***** Input
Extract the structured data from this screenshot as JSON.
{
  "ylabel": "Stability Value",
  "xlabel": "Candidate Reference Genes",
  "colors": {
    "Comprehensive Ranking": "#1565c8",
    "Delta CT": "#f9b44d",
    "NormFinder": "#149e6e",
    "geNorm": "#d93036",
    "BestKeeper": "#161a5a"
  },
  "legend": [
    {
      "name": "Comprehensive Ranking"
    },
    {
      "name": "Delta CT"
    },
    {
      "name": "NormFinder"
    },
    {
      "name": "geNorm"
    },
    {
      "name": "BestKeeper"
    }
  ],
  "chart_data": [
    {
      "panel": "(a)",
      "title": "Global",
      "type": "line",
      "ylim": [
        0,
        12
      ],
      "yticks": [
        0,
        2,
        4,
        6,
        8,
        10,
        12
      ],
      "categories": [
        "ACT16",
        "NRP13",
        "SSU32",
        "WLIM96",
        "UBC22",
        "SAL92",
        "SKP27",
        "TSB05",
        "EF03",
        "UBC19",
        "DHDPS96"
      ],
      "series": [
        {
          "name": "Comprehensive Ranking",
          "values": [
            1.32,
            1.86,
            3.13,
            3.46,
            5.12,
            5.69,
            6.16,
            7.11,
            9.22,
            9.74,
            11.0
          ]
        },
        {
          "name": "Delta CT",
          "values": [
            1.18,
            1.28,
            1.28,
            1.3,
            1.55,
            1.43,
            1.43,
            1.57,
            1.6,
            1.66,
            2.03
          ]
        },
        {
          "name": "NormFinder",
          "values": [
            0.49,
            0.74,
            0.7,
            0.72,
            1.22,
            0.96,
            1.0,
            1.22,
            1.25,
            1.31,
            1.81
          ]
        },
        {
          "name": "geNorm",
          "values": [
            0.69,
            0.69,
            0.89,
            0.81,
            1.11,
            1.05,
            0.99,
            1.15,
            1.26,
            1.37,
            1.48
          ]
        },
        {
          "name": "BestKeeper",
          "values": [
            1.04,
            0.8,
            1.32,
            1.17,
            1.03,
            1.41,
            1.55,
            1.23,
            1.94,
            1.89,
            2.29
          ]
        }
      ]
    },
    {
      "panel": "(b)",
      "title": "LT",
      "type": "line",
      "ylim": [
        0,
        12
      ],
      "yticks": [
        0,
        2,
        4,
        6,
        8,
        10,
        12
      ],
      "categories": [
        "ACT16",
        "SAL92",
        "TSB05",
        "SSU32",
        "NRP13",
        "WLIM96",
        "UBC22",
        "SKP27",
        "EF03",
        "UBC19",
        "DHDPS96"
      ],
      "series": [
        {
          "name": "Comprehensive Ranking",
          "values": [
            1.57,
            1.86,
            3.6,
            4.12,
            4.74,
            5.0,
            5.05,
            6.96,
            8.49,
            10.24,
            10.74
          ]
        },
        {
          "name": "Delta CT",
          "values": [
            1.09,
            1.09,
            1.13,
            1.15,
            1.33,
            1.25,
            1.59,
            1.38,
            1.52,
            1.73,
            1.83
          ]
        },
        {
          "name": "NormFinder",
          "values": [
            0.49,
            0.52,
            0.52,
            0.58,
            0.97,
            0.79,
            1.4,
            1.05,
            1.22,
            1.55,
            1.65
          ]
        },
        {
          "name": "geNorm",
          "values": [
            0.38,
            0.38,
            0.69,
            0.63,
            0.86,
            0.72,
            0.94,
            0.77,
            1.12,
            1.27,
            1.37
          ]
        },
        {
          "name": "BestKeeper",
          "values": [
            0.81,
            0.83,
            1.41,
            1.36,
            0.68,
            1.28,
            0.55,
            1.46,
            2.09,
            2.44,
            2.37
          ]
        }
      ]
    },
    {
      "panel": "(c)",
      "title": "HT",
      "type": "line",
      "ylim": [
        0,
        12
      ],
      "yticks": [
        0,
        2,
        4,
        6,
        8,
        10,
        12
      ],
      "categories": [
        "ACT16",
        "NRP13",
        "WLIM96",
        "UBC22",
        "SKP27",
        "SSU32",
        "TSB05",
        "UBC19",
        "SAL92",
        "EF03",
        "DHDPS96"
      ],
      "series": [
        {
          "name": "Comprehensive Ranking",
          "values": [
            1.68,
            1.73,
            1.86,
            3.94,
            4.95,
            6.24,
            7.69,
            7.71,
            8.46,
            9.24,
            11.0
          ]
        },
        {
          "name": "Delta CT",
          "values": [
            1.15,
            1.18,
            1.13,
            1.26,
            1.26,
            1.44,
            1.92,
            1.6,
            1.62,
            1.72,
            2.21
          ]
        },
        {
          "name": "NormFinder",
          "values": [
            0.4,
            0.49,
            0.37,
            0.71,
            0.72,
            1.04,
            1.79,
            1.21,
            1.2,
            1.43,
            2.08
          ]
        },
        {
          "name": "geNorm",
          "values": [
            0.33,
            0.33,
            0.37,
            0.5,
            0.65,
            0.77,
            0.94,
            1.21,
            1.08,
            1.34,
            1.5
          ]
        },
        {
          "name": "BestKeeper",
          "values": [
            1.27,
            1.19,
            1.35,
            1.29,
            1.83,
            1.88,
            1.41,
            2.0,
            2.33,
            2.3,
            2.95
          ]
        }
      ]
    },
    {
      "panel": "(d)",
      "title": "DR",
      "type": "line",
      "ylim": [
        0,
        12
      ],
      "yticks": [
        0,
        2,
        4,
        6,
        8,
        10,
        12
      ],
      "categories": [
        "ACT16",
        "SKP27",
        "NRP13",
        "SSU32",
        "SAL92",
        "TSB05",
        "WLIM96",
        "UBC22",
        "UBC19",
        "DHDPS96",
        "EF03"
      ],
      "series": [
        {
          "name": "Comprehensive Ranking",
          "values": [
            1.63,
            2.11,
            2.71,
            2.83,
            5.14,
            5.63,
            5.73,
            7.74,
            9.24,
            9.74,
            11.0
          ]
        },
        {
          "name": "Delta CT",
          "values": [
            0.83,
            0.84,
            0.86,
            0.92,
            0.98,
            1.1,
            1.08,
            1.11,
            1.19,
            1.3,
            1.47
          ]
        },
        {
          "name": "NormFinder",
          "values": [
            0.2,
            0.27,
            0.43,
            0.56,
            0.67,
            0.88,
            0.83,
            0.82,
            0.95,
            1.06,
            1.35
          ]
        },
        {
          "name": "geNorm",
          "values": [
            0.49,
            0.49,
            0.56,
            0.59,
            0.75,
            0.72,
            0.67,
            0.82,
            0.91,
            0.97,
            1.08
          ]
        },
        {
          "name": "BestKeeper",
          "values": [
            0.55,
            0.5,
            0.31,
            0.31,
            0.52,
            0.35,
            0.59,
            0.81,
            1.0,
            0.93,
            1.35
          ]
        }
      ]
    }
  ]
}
**********
Output the records in full. Match them exactly.

→ Solution
Extract the structured data from this screenshot as JSON.
{
  "ylabel": "Stability Value",
  "xlabel": "Candidate Reference Genes",
  "colors": {
    "Comprehensive Ranking": "#1565c8",
    "Delta CT": "#f9b44d",
    "NormFinder": "#149e6e",
    "geNorm": "#d93036",
    "BestKeeper": "#161a5a"
  },
  "legend": [
    {
      "name": "Comprehensive Ranking"
    },
    {
      "name": "Delta CT"
    },
    {
      "name": "NormFinder"
    },
    {
      "name": "geNorm"
    },
    {
      "name": "BestKeeper"
    }
  ],
  "chart_data": [
    {
      "panel": "(a)",
      "title": "Global",
      "type": "line",
      "ylim": [
        0,
        12
      ],
      "yticks": [
        0,
        2,
        4,
        6,
        8,
        10,
        12
      ],
      "categories": [
        "ACT16",
        "NRP13",
        "SSU32",
        "WLIM96",
        "UBC22",
        "SAL92",
        "SKP27",
        "TSB05",
        "EF03",
        "UBC19",
        "DHDPS96"
      ],
      "series": [
        {
          "name": "Comprehensive Ranking",
          "values": [
            1.32,
            1.86,
            3.13,
            3.46,
            5.12,
            5.69,
            6.16,
            7.11,
            9.22,
            9.74,
            11.0
          ]
        },
        {
          "name": "Delta CT",
          "values": [
            1.18,
            1.28,
            1.28,
            1.3,
            1.55,
            1.43,
            1.43,
            1.57,
            1.6,
            1.66,
            2.03
          ]
        },
        {
          "name": "NormFinder",
          "values": [
            0.49,
            0.74,
            0.7,
            0.72,
            1.22,
            0.96,
            1.0,
            1.22,
            1.25,
            1.31,
            1.81
          ]
        },
        {
          "name": "geNorm",
          "values": [
            0.69,
            0.69,
            0.89,
            0.81,
            1.11,
            1.05,
            0.99,
            1.15,
            1.26,
            1.37,
            1.48
          ]
        },
        {
          "name": "BestKeeper",
          "values": [
            1.04,
            0.8,
            1.32,
            1.17,
            1.03,
            1.41,
            1.55,
            1.23,
            1.94,
            1.89,
            2.29
          ]
        }
      ]
    },
    {
      "panel": "(b)",
      "title": "LT",
      "type": "line",
      "ylim": [
        0,
        12
      ],
      "yticks": [
        0,
        2,
        4,
        6,
        8,
        10,
        12
      ],
      "categories": [
        "ACT16",
        "SAL92",
        "TSB05",
        "SSU32",
        "NRP13",
        "WLIM96",
        "UBC22",
        "SKP27",
        "EF03",
        "UBC19",
        "DHDPS96"
      ],
      "series": [
        {
          "name": "Comprehensive Ranking",
          "values": [
            1.57,
            1.86,
            3.6,
            4.12,
            4.74,
            5.0,
            5.05,
            6.96,
            8.49,
            10.24,
            10.74
          ]
        },
        {
          "name": "Delta CT",
          "values": [
            1.09,
            1.09,
            1.13,
            1.15,
            1.33,
            1.25,
            1.59,
            1.38,
            1.52,
            1.73,
            1.83
          ]
        },
        {
          "name": "NormFinder",
          "values": [
            0.49,
            0.52,
            0.52,
            0.58,
            0.97,
            0.79,
            1.4,
            1.05,
            1.22,
            1.55,
            1.65
          ]
        },
        {
          "name": "geNorm",
          "values": [
            0.38,
            0.38,
            0.69,
            0.63,
            0.86,
            0.72,
            0.94,
            0.77,
            1.12,
            1.27,
            1.37
          ]
        },
        {
          "name": "BestKeeper",
          "values": [
            0.81,
            0.83,
            1.41,
            1.36,
            0.68,
            1.28,
            0.55,
            1.46,
            2.09,
            2.44,
            2.37
          ]
        }
      ]
    },
    {
      "panel": "(c)",
      "title": "HT",
      "type": "line",
      "ylim": [
        0,
        12
      ],
      "yticks": [
        0,
        2,
        4,
        6,
        8,
        10,
        12
      ],
      "categories": [
        "ACT16",
        "NRP13",
        "WLIM96",
        "UBC22",
        "SKP27",
        "SSU32",
        "TSB05",
        "UBC19",
        "SAL92",
        "EF03",
        "DHDPS96"
      ],
      "series": [
        {
          "name": "Comprehensive Ranking",
          "values": [
            1.68,
            1.73,
            1.86,
            3.94,
            4.95,
            6.24,
            7.69,
            7.71,
            8.46,
            9.24,
            11.0
          ]
        },
        {
          "name": "Delta CT",
          "values": [
            1.15,
            1.18,
            1.13,
            1.26,
            1.26,
            1.44,
            1.92,
            1.6,
            1.62,
            1.72,
            2.21
          ]
        },
        {
          "name": "NormFinder",
          "values": [
            0.4,
            0.49,
            0.37,
            0.71,
            0.72,
            1.04,
            1.79,
            1.21,
            1.2,
            1.43,
            2.08
          ]
        },
        {
          "name": "geNorm",
          "values": [
            0.33,
            0.33,
            0.37,
            0.5,
            0.65,
            0.77,
            0.94,
            1.21,
            1.08,
            1.34,
            1.5
          ]
        },
        {
          "name": "BestKeeper",
          "values": [
            1.27,
            1.19,
            1.35,
            1.29,
            1.83,
            1.88,
            1.41,
            2.0,
            2.33,
            2.3,
            2.95
          ]
        }
      ]
    },
    {
      "panel": "(d)",
      "title": "DR",
      "type": "line",
      "ylim": [
        0,
        12
      ],
      "yticks": [
        0,
        2,
        4,
        6,
        8,
        10,
        12
      ],
      "categories": [
        "ACT16",
        "SKP27",
        "NRP13",
        "SSU32",
        "SAL92",
        "TSB05",
        "WLIM96",
        "UBC22",
        "UBC19",
        "DHDPS96",
        "EF03"
      ],
      "series": [
        {
          "name": "Comprehensive Ranking",
          "values": [
            1.63,
            2.11,
            2.71,
            2.83,
            5.14,
            5.63,
            5.73,
            7.74,
            9.24,
            9.74,
            11.0
          ]
        },
        {
          "name": "Delta CT",
          "values": [
            0.83,
            0.84,
            0.86,
            0.92,
            0.98,
            1.1,
            1.08,
            1.11,
            1.19,
            1.3,
            1.47
          ]
        },
        {
          "name": "NormFinder",
          "values": [
            0.2,
            0.27,
            0.43,
            0.56,
            0.67,
            0.88,
            0.83,
            0.82,
            0.95,
            1.06,
            1.35
          ]
        },
        {
          "name": "geNorm",
          "values": [
            0.49,
            0.49,
            0.56,
            0.59,
            0.75,
            0.72,
            0.67,
            0.82,
            0.91,
            0.97,
            1.08
          ]
        },
        {
          "name": "BestKeeper",
          "values": [
            0.55,
            0.5,
            0.31,
            0.31,
            0.52,
            0.35,
            0.59,
            0.81,
            1.0,
            0.93,
            1.35
          ]
        }
      ]
    }
  ]
}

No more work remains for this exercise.